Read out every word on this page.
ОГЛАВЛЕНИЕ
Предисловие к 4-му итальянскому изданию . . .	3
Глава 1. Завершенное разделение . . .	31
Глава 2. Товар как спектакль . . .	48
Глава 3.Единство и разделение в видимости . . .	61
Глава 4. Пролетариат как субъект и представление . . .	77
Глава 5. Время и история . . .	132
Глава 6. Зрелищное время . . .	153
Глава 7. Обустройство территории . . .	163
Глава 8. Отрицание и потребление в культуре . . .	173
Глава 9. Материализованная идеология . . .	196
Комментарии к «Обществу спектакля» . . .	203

- What you are asked to do: Gather each line of the records holding the string "разделение".

- Task output:
Глава 1. Завершенное разделение . . .	31
Глава 3.Единство и разделение в видимости . . .	61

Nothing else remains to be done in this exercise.